***** Extracted records *****
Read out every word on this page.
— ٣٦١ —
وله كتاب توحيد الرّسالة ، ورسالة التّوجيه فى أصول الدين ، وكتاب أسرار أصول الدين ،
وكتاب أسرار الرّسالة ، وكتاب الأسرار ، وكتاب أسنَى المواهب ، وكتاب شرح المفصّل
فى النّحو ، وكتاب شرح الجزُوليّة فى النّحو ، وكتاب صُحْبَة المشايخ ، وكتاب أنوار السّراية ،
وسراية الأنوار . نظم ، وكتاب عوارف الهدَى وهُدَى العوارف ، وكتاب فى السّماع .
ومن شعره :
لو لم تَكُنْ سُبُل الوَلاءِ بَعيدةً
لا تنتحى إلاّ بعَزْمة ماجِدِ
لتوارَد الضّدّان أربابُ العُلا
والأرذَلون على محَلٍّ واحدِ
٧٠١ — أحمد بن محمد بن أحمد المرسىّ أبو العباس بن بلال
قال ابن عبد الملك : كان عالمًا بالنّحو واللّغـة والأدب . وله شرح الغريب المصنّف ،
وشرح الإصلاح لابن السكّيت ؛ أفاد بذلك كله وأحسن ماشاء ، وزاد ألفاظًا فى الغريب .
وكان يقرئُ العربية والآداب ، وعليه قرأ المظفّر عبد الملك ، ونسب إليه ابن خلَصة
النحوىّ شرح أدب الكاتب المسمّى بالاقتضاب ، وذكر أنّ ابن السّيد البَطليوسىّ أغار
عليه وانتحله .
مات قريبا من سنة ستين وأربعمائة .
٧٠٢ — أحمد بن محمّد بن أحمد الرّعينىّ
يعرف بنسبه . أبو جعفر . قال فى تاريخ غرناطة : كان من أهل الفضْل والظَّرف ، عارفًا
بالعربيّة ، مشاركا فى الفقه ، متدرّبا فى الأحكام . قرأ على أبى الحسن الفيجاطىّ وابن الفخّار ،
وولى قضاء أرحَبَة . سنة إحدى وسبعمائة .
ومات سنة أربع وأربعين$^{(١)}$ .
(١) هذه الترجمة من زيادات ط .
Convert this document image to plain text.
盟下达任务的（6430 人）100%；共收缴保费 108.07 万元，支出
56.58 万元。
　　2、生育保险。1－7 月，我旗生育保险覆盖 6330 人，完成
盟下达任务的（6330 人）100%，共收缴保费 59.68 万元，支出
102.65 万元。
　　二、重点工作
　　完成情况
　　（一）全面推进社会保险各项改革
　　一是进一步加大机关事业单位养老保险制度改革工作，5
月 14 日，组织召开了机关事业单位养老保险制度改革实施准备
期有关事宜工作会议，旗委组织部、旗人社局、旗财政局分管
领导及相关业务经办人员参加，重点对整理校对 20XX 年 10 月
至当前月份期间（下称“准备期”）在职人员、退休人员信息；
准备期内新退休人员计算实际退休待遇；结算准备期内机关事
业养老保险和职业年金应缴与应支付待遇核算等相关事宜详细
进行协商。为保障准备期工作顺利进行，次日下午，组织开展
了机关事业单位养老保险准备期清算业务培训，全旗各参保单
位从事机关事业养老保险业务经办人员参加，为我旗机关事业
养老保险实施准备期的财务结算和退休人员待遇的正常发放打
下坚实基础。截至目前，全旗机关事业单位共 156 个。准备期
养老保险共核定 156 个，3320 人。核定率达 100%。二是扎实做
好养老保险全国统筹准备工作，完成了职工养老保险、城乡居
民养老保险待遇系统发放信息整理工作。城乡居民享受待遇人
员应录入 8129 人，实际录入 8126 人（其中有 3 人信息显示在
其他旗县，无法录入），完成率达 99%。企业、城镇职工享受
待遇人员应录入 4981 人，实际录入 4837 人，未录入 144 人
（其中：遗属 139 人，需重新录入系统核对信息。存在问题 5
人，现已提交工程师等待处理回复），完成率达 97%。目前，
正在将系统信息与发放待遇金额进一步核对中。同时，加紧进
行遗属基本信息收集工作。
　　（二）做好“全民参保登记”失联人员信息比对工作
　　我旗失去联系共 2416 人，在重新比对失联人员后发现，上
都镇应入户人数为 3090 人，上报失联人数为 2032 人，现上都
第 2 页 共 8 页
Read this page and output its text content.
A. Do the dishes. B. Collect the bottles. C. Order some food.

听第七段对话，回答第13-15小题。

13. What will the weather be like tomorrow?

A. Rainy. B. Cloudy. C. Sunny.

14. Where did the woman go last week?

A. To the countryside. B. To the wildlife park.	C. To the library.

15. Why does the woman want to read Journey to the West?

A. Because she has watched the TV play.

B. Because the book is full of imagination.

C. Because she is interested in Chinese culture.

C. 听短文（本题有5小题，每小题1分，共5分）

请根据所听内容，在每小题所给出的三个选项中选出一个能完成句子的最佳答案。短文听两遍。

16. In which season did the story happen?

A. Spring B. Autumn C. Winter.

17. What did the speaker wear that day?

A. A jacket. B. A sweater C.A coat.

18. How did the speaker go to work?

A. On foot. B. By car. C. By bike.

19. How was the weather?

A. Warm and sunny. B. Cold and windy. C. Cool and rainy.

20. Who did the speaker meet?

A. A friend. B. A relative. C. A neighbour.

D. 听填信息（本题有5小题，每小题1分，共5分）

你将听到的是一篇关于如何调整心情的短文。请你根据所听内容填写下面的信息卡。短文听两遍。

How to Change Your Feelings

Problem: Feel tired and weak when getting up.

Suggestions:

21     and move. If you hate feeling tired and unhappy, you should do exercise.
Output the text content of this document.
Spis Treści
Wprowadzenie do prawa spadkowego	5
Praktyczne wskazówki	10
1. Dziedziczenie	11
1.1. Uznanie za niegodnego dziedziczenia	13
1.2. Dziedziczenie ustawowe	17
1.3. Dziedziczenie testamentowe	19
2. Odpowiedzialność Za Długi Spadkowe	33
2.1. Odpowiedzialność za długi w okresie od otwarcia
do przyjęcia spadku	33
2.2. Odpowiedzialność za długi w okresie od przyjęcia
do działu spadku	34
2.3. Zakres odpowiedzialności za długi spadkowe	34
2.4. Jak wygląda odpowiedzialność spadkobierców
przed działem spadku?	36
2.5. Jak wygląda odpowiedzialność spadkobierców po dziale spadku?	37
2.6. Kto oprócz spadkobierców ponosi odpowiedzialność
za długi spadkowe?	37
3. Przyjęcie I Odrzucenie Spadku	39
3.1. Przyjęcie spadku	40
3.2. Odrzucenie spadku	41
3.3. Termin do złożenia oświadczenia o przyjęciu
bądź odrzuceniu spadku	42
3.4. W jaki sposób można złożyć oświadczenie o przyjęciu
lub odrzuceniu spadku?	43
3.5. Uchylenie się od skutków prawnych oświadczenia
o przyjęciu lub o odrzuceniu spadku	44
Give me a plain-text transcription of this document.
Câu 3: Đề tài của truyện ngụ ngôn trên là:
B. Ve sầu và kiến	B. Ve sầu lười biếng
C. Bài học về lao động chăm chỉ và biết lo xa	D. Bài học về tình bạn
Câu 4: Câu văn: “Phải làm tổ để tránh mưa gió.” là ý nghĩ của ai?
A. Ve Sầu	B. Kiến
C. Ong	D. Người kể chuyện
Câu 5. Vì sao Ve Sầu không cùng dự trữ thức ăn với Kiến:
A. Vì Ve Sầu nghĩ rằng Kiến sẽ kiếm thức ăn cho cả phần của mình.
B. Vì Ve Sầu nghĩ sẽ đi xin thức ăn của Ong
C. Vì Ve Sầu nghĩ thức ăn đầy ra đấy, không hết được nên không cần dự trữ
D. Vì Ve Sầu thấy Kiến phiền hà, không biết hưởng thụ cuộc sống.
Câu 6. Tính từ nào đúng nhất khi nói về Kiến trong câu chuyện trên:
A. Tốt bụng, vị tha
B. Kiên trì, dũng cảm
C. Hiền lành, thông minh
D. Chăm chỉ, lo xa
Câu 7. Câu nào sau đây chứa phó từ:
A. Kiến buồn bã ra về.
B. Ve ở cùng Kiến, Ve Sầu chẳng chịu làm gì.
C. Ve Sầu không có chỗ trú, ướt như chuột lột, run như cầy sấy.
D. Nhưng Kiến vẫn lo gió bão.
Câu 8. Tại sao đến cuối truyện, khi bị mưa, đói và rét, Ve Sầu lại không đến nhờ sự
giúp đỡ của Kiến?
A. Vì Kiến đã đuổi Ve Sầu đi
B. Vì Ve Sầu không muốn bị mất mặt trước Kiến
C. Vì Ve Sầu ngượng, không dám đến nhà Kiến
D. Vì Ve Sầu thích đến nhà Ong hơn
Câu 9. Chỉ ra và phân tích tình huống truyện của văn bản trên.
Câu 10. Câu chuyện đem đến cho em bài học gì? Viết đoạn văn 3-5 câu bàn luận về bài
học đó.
*****
What you are asked to do - Your answer should be a single number: the count of lines in these records that hold the string "plain".

Correct answer - 2